**Task prompt**
Where does the string "Ramírez" appear? Copy every line of the entries below that holds it.

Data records
<<<<
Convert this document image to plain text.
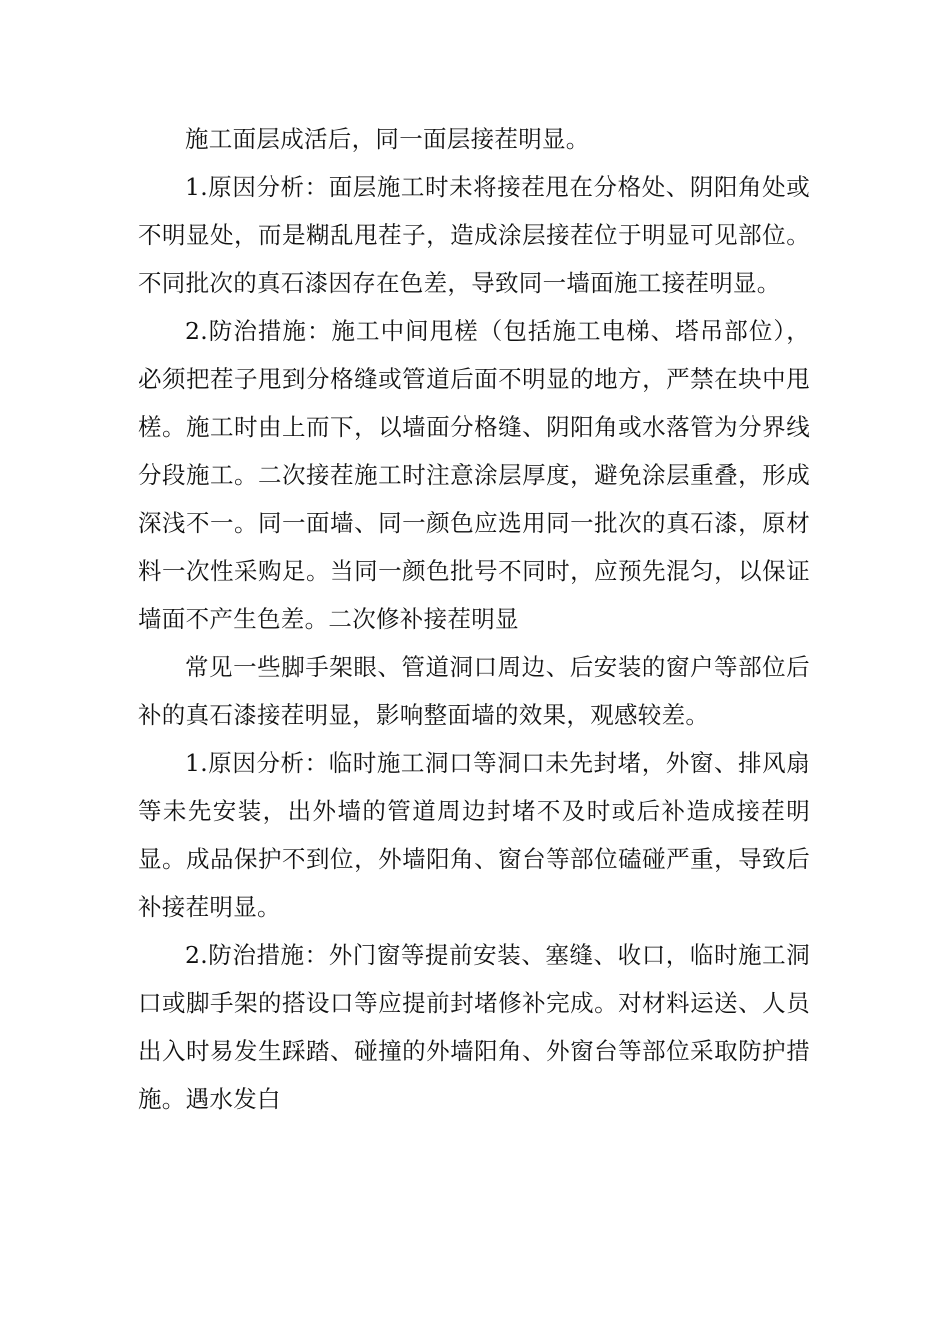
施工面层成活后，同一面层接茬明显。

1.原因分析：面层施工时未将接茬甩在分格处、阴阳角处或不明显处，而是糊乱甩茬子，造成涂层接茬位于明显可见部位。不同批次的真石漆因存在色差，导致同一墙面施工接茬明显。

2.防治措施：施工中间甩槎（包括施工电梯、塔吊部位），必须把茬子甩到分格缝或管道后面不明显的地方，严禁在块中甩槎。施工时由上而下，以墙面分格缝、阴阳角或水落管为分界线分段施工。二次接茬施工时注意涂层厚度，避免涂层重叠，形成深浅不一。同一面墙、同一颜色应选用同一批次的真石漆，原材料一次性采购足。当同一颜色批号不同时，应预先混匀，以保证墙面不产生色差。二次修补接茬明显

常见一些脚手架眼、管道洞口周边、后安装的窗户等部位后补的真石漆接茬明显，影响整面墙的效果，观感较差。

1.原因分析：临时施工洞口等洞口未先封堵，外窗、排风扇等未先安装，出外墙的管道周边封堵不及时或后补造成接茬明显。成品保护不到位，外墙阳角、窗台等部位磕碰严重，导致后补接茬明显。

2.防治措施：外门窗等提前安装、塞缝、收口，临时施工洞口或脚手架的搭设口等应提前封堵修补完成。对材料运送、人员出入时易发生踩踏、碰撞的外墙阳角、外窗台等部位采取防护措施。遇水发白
>>>>
<<<<
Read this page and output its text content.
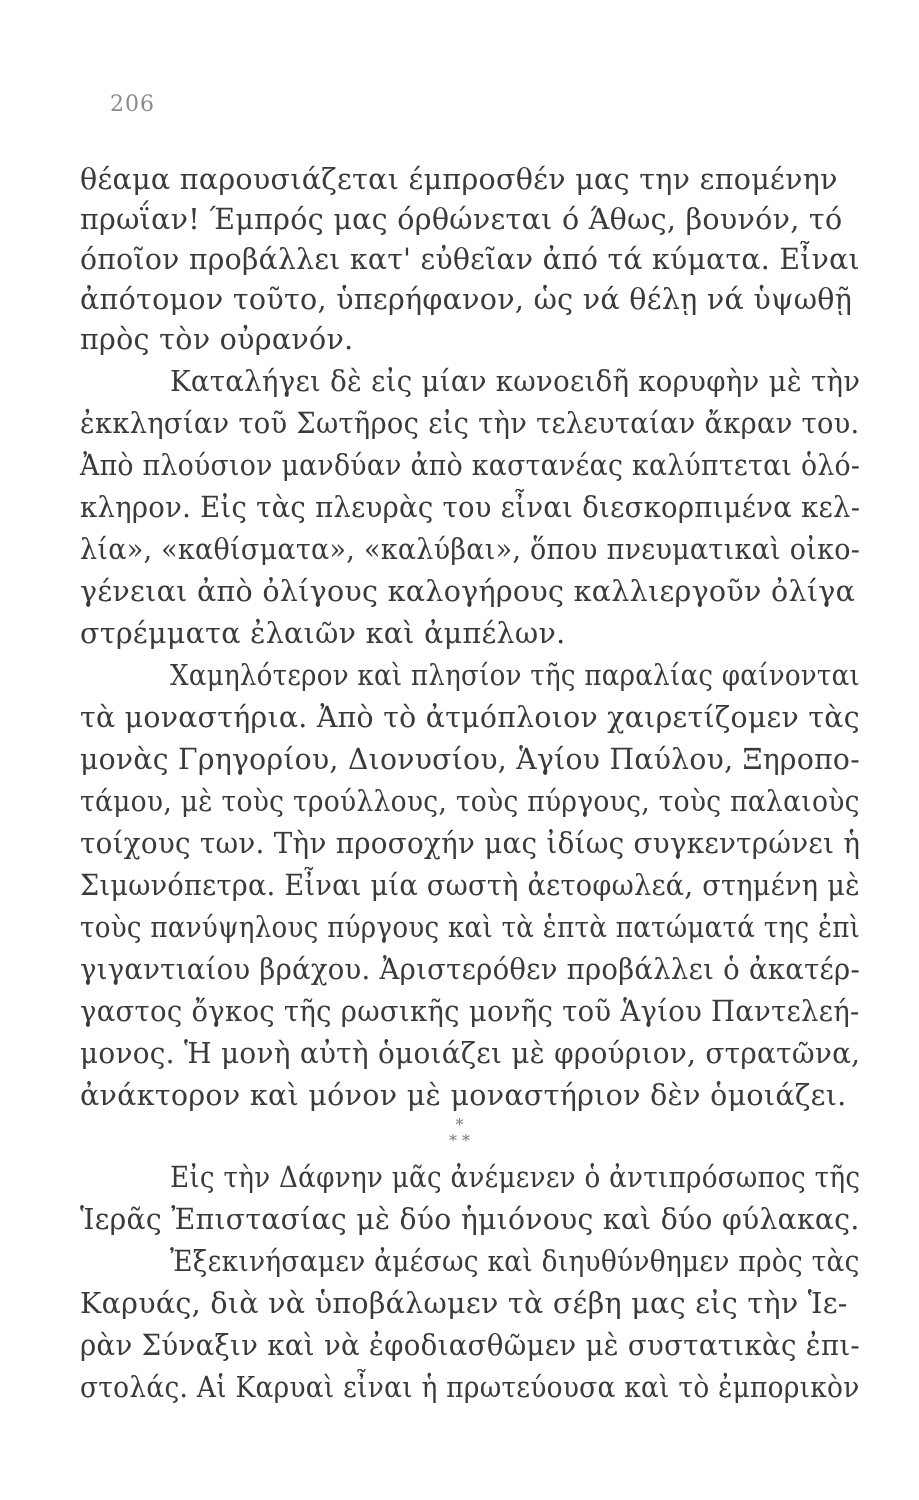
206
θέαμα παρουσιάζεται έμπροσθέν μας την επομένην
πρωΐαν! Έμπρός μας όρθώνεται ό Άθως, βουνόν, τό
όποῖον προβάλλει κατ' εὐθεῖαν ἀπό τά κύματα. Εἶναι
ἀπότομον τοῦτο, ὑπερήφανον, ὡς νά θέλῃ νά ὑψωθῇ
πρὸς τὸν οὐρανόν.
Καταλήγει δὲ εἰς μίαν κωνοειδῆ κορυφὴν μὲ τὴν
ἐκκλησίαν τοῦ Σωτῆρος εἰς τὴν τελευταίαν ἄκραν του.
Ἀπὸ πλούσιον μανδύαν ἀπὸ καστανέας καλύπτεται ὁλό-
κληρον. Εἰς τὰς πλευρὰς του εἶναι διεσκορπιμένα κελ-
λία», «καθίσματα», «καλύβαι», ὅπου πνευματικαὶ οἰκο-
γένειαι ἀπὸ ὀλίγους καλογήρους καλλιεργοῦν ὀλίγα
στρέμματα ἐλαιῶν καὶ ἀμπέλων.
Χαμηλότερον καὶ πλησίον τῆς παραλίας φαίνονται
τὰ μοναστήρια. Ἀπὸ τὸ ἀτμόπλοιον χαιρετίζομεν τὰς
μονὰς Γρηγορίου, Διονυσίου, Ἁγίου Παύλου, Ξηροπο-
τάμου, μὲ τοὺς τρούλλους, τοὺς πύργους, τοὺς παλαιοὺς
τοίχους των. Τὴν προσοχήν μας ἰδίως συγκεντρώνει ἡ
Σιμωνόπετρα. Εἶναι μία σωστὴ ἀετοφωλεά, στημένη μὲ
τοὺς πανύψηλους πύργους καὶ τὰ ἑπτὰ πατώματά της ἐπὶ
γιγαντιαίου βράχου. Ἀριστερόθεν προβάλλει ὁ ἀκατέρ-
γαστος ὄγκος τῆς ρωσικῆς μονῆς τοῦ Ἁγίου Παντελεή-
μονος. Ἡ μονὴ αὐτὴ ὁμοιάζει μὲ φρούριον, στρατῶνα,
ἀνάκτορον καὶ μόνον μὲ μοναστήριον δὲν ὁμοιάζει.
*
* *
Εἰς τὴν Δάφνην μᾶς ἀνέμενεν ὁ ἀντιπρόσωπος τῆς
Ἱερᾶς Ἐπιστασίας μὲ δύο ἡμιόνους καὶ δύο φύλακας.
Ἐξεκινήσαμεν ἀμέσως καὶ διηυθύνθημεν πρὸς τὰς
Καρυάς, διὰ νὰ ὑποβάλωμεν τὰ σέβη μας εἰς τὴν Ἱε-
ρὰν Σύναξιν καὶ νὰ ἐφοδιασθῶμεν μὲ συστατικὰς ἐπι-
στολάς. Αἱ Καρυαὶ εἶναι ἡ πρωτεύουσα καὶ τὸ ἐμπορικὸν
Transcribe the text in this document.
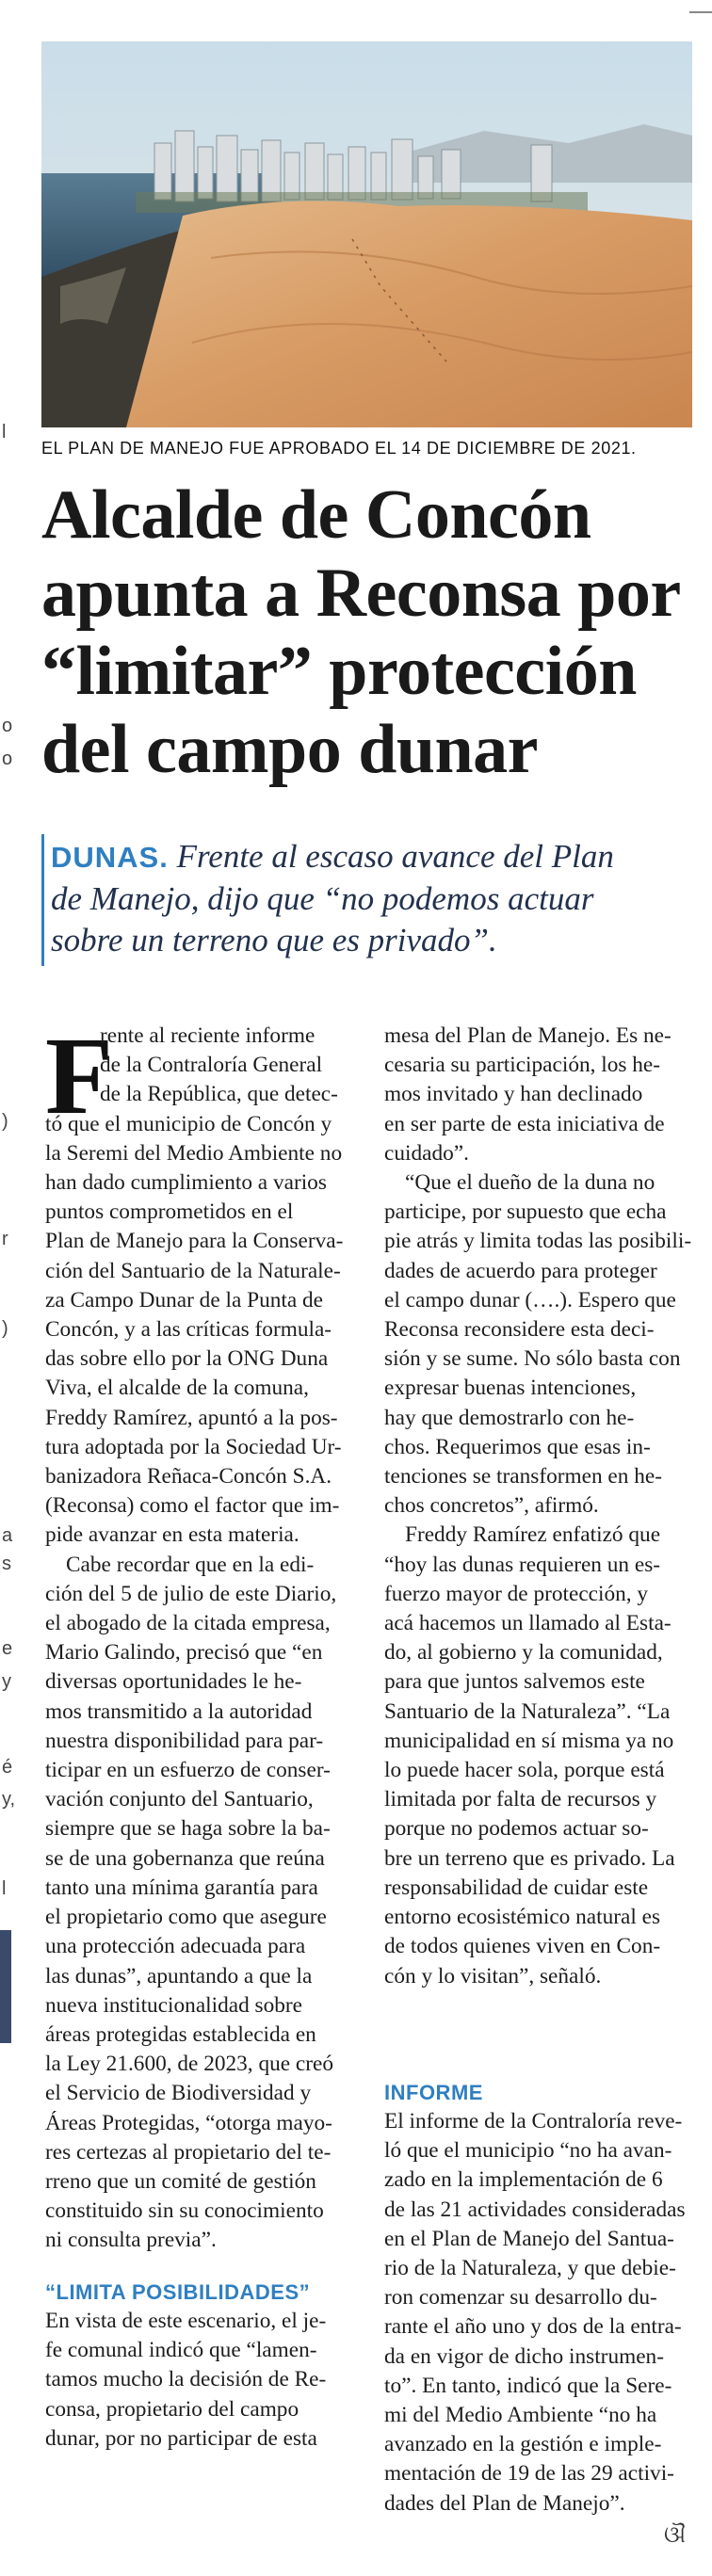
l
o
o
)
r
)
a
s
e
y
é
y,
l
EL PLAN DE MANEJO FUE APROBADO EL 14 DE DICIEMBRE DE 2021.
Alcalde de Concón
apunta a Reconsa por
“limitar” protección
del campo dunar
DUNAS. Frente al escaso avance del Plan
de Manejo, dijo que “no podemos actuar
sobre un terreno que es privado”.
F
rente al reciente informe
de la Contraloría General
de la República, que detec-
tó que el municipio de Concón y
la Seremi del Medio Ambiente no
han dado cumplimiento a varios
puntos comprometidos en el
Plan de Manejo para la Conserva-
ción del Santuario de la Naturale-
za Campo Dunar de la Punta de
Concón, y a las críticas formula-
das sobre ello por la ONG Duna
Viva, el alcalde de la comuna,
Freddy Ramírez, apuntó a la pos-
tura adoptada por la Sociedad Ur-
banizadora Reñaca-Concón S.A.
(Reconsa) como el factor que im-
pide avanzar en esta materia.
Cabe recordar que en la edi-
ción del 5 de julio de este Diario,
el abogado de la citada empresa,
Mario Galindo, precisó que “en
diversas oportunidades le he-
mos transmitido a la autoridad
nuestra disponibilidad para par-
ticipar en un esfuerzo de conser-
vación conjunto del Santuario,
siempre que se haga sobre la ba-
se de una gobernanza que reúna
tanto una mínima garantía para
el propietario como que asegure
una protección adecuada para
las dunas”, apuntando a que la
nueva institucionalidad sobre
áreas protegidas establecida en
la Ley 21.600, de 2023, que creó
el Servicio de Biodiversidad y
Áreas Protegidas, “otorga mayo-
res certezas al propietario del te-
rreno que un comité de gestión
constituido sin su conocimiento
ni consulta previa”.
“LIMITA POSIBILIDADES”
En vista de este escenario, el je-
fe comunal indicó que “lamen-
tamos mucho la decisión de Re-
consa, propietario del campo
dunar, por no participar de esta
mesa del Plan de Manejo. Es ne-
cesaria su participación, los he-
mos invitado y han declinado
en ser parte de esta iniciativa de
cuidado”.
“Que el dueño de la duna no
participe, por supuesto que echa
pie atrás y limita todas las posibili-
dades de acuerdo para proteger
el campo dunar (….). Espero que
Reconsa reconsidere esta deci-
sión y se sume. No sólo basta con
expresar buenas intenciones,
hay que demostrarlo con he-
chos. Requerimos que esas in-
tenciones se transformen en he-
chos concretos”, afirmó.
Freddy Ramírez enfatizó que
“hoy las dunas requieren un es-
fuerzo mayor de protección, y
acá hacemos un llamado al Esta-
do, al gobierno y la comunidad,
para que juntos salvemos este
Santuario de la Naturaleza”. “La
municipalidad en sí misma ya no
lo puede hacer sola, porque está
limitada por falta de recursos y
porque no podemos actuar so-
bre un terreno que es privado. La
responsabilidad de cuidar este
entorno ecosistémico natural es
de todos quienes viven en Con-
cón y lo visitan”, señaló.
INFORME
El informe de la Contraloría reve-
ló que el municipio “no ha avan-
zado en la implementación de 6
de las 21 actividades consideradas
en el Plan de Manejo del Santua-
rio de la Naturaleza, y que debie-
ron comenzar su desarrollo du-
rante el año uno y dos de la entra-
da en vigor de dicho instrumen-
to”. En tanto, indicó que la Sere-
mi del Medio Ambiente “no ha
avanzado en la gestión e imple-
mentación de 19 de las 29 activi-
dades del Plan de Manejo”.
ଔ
>>>>
**Reply to the task**
Freddy Ramírez, apuntó a la pos-
Freddy Ramírez enfatizó que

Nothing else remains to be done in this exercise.